Items from a figure collection:
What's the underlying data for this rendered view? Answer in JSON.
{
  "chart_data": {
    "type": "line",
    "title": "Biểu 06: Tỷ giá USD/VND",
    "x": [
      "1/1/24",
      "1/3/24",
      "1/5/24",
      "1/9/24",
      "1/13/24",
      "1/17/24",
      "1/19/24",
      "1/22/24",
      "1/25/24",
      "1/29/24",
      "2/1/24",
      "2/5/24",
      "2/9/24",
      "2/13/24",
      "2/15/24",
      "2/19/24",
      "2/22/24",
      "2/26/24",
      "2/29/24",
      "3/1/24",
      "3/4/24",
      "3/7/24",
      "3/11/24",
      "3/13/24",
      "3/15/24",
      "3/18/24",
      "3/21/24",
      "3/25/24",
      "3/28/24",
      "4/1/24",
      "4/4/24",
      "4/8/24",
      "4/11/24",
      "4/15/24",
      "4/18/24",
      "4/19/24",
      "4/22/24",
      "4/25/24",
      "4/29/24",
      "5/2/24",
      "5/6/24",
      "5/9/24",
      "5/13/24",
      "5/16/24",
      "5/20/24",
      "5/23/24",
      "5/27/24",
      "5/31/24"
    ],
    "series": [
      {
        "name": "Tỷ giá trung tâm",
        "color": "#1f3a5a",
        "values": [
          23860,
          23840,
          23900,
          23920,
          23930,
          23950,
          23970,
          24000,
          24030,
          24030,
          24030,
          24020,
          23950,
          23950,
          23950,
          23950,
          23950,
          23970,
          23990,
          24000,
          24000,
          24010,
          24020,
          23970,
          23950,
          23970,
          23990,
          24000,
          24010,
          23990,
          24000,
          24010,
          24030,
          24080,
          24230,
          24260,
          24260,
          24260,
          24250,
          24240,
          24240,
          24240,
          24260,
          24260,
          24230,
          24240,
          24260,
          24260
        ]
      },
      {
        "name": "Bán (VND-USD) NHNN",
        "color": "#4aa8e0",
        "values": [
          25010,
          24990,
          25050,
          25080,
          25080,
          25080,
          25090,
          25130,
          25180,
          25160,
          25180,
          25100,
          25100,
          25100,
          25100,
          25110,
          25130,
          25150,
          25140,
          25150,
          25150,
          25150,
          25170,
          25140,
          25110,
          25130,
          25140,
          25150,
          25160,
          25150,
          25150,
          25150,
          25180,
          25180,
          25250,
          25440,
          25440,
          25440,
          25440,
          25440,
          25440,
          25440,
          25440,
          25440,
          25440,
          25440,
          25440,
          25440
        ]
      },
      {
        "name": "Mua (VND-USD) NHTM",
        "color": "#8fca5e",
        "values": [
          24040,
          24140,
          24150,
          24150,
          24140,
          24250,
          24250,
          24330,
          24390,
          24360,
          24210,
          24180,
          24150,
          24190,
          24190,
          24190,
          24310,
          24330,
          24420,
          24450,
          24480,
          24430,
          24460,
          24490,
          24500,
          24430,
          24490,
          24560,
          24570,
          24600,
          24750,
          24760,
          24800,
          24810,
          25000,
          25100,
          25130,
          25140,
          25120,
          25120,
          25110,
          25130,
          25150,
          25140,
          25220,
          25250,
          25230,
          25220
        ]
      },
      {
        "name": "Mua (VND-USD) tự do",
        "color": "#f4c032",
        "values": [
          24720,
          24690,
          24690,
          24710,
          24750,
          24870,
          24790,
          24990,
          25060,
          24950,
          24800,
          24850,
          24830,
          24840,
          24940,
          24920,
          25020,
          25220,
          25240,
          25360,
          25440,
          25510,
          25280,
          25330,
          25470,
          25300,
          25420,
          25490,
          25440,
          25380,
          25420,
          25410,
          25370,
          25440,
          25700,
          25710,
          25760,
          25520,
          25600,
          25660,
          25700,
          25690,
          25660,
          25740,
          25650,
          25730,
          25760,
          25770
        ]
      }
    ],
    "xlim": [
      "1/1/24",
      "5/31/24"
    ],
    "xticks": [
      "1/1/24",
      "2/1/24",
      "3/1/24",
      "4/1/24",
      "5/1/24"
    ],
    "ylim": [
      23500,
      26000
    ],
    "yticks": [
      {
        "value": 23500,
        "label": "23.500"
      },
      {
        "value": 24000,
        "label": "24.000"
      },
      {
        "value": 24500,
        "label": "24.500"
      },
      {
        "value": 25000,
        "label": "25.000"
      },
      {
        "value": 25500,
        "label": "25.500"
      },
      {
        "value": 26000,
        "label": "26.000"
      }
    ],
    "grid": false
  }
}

#### Problem requirements
Every entry must be retyped in full, exactly as given.

#### Written reply
What's the underlying data for this rendered view? Answer in JSON.
{
  "chart_data": {
    "type": "line",
    "title": "Biểu 06: Tỷ giá USD/VND",
    "x": [
      "1/1/24",
      "1/3/24",
      "1/5/24",
      "1/9/24",
      "1/13/24",
      "1/17/24",
      "1/19/24",
      "1/22/24",
      "1/25/24",
      "1/29/24",
      "2/1/24",
      "2/5/24",
      "2/9/24",
      "2/13/24",
      "2/15/24",
      "2/19/24",
      "2/22/24",
      "2/26/24",
      "2/29/24",
      "3/1/24",
      "3/4/24",
      "3/7/24",
      "3/11/24",
      "3/13/24",
      "3/15/24",
      "3/18/24",
      "3/21/24",
      "3/25/24",
      "3/28/24",
      "4/1/24",
      "4/4/24",
      "4/8/24",
      "4/11/24",
      "4/15/24",
      "4/18/24",
      "4/19/24",
      "4/22/24",
      "4/25/24",
      "4/29/24",
      "5/2/24",
      "5/6/24",
      "5/9/24",
      "5/13/24",
      "5/16/24",
      "5/20/24",
      "5/23/24",
      "5/27/24",
      "5/31/24"
    ],
    "series": [
      {
        "name": "Tỷ giá trung tâm",
        "color": "#1f3a5a",
        "values": [
          23860,
          23840,
          23900,
          23920,
          23930,
          23950,
          23970,
          24000,
          24030,
          24030,
          24030,
          24020,
          23950,
          23950,
          23950,
          23950,
          23950,
          23970,
          23990,
          24000,
          24000,
          24010,
          24020,
          23970,
          23950,
          23970,
          23990,
          24000,
          24010,
          23990,
          24000,
          24010,
          24030,
          24080,
          24230,
          24260,
          24260,
          24260,
          24250,
          24240,
          24240,
          24240,
          24260,
          24260,
          24230,
          24240,
          24260,
          24260
        ]
      },
      {
        "name": "Bán (VND-USD) NHNN",
        "color": "#4aa8e0",
        "values": [
          25010,
          24990,
          25050,
          25080,
          25080,
          25080,
          25090,
          25130,
          25180,
          25160,
          25180,
          25100,
          25100,
          25100,
          25100,
          25110,
          25130,
          25150,
          25140,
          25150,
          25150,
          25150,
          25170,
          25140,
          25110,
          25130,
          25140,
          25150,
          25160,
          25150,
          25150,
          25150,
          25180,
          25180,
          25250,
          25440,
          25440,
          25440,
          25440,
          25440,
          25440,
          25440,
          25440,
          25440,
          25440,
          25440,
          25440,
          25440
        ]
      },
      {
        "name": "Mua (VND-USD) NHTM",
        "color": "#8fca5e",
        "values": [
          24040,
          24140,
          24150,
          24150,
          24140,
          24250,
          24250,
          24330,
          24390,
          24360,
          24210,
          24180,
          24150,
          24190,
          24190,
          24190,
          24310,
          24330,
          24420,
          24450,
          24480,
          24430,
          24460,
          24490,
          24500,
          24430,
          24490,
          24560,
          24570,
          24600,
          24750,
          24760,
          24800,
          24810,
          25000,
          25100,
          25130,
          25140,
          25120,
          25120,
          25110,
          25130,
          25150,
          25140,
          25220,
          25250,
          25230,
          25220
        ]
      },
      {
        "name": "Mua (VND-USD) tự do",
        "color": "#f4c032",
        "values": [
          24720,
          24690,
          24690,
          24710,
          24750,
          24870,
          24790,
          24990,
          25060,
          24950,
          24800,
          24850,
          24830,
          24840,
          24940,
          24920,
          25020,
          25220,
          25240,
          25360,
          25440,
          25510,
          25280,
          25330,
          25470,
          25300,
          25420,
          25490,
          25440,
          25380,
          25420,
          25410,
          25370,
          25440,
          25700,
          25710,
          25760,
          25520,
          25600,
          25660,
          25700,
          25690,
          25660,
          25740,
          25650,
          25730,
          25760,
          25770
        ]
      }
    ],
    "xlim": [
      "1/1/24",
      "5/31/24"
    ],
    "xticks": [
      "1/1/24",
      "2/1/24",
      "3/1/24",
      "4/1/24",
      "5/1/24"
    ],
    "ylim": [
      23500,
      26000
    ],
    "yticks": [
      {
        "value": 23500,
        "label": "23.500"
      },
      {
        "value": 24000,
        "label": "24.000"
      },
      {
        "value": 24500,
        "label": "24.500"
      },
      {
        "value": 25000,
        "label": "25.000"
      },
      {
        "value": 25500,
        "label": "25.500"
      },
      {
        "value": 26000,
        "label": "26.000"
      }
    ],
    "grid": false
  }
}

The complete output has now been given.